• Objective:
In the entries that follow, how many lines contain "mesi"? Answer with the number only.

◆ ◆ ◆ ◆

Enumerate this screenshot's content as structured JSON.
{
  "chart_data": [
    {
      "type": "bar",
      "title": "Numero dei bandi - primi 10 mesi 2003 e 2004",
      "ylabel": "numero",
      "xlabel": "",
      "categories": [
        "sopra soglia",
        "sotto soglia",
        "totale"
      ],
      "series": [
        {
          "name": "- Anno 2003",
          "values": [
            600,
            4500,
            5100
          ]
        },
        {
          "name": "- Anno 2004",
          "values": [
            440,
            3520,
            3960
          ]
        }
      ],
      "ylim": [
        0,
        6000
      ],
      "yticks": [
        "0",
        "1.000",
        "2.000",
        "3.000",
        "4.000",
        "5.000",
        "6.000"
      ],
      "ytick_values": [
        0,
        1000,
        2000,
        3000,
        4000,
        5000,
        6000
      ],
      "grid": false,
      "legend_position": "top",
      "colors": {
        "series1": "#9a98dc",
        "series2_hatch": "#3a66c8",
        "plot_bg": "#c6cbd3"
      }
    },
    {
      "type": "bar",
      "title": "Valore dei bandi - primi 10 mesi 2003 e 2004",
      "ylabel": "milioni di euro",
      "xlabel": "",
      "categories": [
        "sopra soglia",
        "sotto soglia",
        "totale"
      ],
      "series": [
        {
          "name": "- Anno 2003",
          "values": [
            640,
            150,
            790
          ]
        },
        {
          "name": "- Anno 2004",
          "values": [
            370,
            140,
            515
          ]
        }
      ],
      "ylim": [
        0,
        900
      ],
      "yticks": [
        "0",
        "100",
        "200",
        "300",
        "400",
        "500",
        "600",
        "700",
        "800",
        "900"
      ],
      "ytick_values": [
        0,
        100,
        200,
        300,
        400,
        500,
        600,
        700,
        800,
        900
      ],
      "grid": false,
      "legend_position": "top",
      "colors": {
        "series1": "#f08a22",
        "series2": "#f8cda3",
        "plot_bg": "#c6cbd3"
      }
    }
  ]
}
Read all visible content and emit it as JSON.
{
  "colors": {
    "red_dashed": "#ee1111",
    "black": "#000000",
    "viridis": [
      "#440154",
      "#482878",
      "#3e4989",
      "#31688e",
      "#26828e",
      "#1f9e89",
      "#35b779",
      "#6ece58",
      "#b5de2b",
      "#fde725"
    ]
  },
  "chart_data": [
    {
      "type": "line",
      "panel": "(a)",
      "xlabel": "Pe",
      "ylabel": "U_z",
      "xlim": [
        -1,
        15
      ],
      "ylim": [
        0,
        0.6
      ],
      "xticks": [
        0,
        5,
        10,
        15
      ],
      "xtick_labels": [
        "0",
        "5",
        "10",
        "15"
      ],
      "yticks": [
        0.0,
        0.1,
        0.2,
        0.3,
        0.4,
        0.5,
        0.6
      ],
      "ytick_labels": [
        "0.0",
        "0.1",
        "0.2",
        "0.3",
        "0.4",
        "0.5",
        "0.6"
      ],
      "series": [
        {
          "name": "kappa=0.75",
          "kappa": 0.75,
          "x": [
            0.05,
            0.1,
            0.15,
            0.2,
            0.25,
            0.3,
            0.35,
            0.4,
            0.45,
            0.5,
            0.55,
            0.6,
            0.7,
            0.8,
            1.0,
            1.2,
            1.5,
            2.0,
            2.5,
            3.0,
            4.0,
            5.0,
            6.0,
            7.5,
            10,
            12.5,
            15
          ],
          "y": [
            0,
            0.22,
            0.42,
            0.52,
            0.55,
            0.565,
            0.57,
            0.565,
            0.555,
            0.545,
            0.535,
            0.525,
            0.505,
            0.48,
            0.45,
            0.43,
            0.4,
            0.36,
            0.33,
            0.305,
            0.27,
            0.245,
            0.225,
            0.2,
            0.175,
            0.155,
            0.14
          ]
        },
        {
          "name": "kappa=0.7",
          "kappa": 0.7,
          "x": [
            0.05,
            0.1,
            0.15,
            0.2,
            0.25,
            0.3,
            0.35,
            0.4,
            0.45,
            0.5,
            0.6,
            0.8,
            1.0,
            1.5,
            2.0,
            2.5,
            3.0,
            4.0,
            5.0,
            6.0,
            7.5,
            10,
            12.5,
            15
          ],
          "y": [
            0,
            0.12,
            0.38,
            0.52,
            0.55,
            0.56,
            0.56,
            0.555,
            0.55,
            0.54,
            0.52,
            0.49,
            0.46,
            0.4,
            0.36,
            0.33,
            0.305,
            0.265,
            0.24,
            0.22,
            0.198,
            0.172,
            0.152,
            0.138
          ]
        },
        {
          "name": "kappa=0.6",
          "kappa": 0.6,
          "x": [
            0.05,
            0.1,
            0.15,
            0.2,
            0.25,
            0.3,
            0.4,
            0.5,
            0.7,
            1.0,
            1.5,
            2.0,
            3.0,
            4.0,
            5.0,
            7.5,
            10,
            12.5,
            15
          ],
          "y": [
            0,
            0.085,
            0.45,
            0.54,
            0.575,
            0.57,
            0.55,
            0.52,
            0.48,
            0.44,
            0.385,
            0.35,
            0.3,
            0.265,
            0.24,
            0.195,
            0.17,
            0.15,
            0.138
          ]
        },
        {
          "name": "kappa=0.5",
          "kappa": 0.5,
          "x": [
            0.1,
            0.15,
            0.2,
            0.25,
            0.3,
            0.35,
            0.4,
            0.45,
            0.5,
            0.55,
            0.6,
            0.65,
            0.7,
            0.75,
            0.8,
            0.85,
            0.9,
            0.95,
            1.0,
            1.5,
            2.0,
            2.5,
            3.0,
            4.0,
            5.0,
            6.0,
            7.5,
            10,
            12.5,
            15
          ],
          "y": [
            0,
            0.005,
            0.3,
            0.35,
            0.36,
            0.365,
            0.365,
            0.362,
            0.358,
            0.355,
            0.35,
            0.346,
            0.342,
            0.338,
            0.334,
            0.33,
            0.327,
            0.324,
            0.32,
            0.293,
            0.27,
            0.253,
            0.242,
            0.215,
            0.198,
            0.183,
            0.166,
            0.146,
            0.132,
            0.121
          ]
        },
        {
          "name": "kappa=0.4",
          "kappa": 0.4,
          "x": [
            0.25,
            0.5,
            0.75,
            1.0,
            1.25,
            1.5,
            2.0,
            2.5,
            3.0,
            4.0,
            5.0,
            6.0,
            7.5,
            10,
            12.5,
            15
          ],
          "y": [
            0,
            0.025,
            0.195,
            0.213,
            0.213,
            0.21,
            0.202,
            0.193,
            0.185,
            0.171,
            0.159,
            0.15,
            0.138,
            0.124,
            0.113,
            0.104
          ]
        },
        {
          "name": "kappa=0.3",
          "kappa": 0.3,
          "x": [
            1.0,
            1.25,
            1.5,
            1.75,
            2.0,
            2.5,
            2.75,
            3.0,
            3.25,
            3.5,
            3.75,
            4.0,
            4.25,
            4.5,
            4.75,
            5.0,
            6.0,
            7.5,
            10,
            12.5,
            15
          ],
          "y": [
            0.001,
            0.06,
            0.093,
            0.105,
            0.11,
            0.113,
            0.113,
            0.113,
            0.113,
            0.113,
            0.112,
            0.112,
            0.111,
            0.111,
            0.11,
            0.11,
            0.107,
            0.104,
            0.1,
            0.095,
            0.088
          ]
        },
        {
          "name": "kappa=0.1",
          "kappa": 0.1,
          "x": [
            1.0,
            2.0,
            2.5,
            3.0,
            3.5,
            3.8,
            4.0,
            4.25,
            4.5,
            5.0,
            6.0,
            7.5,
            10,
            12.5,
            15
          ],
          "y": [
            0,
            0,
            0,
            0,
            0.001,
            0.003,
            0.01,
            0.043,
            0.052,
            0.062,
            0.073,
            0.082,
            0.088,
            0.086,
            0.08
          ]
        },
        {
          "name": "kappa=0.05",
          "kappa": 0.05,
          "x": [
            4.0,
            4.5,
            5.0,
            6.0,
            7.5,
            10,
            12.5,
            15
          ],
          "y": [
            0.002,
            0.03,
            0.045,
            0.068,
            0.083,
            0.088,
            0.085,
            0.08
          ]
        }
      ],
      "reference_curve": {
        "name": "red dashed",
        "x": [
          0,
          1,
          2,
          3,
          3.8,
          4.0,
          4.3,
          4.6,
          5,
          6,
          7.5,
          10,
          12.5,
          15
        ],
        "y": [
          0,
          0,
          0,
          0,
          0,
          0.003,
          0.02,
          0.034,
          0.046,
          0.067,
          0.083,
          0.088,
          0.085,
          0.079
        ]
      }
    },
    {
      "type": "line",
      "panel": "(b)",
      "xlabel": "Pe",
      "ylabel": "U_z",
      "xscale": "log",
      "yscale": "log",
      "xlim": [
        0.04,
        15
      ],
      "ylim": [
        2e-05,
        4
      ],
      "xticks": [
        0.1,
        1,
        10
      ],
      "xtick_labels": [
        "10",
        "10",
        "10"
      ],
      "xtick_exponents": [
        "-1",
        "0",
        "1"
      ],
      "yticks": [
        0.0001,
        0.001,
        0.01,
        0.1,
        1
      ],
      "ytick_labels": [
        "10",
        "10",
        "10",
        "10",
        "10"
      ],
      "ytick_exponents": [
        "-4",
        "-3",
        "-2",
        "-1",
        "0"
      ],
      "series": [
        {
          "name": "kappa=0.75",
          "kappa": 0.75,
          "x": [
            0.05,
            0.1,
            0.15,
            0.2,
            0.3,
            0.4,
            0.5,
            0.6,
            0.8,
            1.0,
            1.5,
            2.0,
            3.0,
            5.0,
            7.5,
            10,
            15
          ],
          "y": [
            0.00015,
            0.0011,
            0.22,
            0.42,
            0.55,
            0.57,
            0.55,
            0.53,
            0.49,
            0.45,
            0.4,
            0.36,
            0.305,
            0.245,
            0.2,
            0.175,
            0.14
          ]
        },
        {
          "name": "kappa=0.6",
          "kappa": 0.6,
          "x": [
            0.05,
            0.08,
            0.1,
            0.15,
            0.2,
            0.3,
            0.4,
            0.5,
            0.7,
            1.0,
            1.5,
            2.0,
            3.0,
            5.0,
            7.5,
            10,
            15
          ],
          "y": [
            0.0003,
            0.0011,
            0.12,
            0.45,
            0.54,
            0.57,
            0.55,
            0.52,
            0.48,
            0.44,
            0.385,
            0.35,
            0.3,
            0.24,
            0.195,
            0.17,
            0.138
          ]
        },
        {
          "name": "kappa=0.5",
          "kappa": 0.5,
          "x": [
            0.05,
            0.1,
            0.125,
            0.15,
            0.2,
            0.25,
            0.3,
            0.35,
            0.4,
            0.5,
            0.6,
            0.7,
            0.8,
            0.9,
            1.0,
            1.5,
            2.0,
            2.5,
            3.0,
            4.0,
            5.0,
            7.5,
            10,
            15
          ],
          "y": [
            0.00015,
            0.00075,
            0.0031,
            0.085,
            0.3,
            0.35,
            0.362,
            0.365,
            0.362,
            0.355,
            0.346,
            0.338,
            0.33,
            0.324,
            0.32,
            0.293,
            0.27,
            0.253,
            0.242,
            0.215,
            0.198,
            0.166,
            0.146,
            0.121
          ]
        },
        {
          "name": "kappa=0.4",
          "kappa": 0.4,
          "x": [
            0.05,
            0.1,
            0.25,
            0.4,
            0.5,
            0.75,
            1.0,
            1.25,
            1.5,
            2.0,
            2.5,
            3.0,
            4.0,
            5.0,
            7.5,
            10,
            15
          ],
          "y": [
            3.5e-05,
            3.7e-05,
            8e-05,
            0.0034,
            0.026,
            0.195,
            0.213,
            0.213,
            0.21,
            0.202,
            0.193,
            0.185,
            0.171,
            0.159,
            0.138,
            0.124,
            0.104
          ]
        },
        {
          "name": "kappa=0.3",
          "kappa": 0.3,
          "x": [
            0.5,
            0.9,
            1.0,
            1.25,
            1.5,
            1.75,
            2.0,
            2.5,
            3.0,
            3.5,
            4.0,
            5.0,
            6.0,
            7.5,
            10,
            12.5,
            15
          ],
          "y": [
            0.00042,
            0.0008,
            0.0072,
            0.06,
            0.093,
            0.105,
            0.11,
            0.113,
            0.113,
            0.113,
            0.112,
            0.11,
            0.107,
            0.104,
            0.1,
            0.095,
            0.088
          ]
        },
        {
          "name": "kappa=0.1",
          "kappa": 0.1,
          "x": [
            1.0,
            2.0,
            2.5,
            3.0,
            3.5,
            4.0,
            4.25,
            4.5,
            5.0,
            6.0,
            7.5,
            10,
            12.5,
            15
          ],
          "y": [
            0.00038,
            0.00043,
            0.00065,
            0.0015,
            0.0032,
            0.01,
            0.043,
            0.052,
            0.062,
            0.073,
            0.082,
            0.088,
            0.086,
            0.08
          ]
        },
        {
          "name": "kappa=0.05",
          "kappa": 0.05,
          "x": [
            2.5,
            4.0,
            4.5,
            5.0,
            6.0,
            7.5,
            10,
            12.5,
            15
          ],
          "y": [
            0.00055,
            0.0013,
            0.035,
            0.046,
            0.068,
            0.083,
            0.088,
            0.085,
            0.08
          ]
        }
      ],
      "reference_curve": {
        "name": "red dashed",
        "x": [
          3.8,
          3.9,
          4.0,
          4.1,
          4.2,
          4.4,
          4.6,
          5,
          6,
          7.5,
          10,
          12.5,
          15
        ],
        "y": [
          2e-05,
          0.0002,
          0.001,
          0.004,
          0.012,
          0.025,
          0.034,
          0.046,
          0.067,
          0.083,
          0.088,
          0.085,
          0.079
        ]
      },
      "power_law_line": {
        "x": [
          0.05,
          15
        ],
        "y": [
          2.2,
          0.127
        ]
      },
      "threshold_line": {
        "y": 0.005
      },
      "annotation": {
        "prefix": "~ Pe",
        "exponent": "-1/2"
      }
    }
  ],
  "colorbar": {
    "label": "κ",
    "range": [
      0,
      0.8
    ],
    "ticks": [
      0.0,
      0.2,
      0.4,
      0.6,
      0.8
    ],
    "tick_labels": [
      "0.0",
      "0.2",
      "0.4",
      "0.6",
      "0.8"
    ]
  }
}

◆ ◆ ◆ ◆

• Expected answer:
2